■ Instruction ■
Duplicate, without any change, the lines of the listing from the line with "legend-swatch: [546, 50, 557, 61]" to the line with "bar-segment: [103, 130, 185, 211]", both of those lines included.

►

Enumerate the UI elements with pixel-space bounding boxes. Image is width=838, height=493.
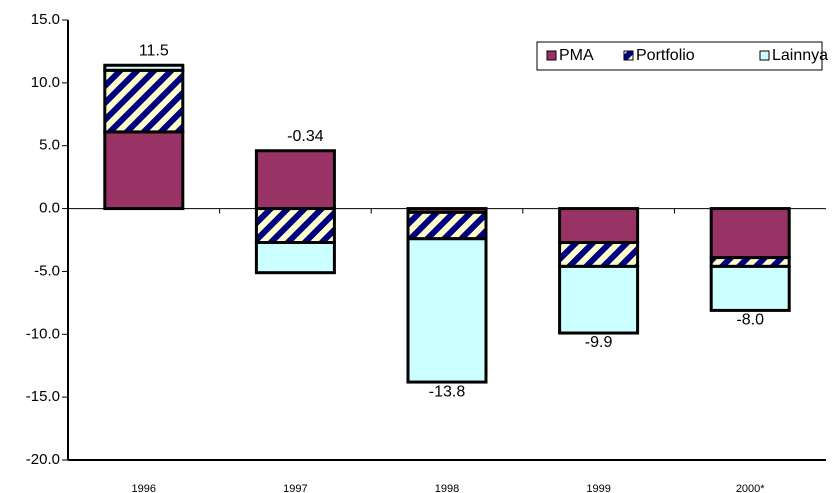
legend-swatch: [546, 50, 557, 61]
y-tick-label: 0.0: [39, 200, 60, 217]
bar-segment: [709, 207, 791, 260]
bar-segment: [406, 210, 488, 241]
y-tick-label: -5.0: [34, 262, 60, 279]
y-tick-label: 10.0: [31, 74, 60, 91]
bar-segment: [558, 241, 640, 268]
y-tick-label: -20.0: [26, 451, 60, 468]
legend-swatch: [759, 50, 770, 61]
bar-segment: [103, 63, 185, 72]
bar-segment: [254, 149, 336, 211]
total-label: -0.34: [287, 128, 324, 145]
bar-segment: [709, 264, 791, 312]
bar-segment: [254, 241, 336, 275]
total-label: 11.5: [139, 42, 169, 59]
x-tick-label: 1999: [586, 483, 610, 493]
x-tick-label: 1997: [283, 483, 307, 493]
x-tick-label: 2000*: [736, 483, 765, 493]
bar-segment: [558, 264, 640, 335]
bar-segment: [406, 237, 488, 384]
legend-swatch: [623, 50, 634, 61]
total-label: -9.9: [585, 334, 613, 351]
y-tick-label: -15.0: [26, 388, 60, 405]
bar-segment: [254, 207, 336, 245]
y-tick-label: -10.0: [26, 325, 60, 342]
legend-box: [536, 41, 823, 71]
y-tick-label: 5.0: [39, 137, 60, 154]
x-tick-label: 1998: [435, 483, 459, 493]
legend-label: Lainnya: [772, 47, 828, 64]
bar-segment: [103, 130, 185, 211]
x-tick-label: 1996: [132, 483, 156, 493]
bar-segment: [558, 207, 640, 245]
legend-label: Portfolio: [636, 47, 695, 64]
total-label: -13.8: [429, 383, 466, 400]
bar-segment: [103, 68, 185, 134]
legend-label: PMA: [559, 47, 594, 64]
total-label: -8.0: [736, 312, 764, 329]
y-tick-label: 15.0: [31, 11, 60, 28]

◄

■ Response ■
legend-swatch: [546, 50, 557, 61]
y-tick-label: 0.0: [39, 200, 60, 217]
bar-segment: [709, 207, 791, 260]
bar-segment: [406, 210, 488, 241]
y-tick-label: -5.0: [34, 262, 60, 279]
y-tick-label: 10.0: [31, 74, 60, 91]
bar-segment: [558, 241, 640, 268]
y-tick-label: -20.0: [26, 451, 60, 468]
legend-swatch: [759, 50, 770, 61]
bar-segment: [103, 63, 185, 72]
bar-segment: [254, 149, 336, 211]
total-label: -0.34: [287, 128, 324, 145]
bar-segment: [709, 264, 791, 312]
bar-segment: [254, 241, 336, 275]
total-label: 11.5: [139, 42, 169, 59]
x-tick-label: 1999: [586, 483, 610, 493]
x-tick-label: 1997: [283, 483, 307, 493]
x-tick-label: 2000*: [736, 483, 765, 493]
bar-segment: [558, 264, 640, 335]
bar-segment: [406, 237, 488, 384]
legend-swatch: [623, 50, 634, 61]
total-label: -9.9: [585, 334, 613, 351]
y-tick-label: -15.0: [26, 388, 60, 405]
bar-segment: [254, 207, 336, 245]
y-tick-label: -10.0: [26, 325, 60, 342]
legend-box: [536, 41, 823, 71]
y-tick-label: 5.0: [39, 137, 60, 154]
x-tick-label: 1998: [435, 483, 459, 493]
legend-label: Lainnya: [772, 47, 828, 64]
bar-segment: [103, 130, 185, 211]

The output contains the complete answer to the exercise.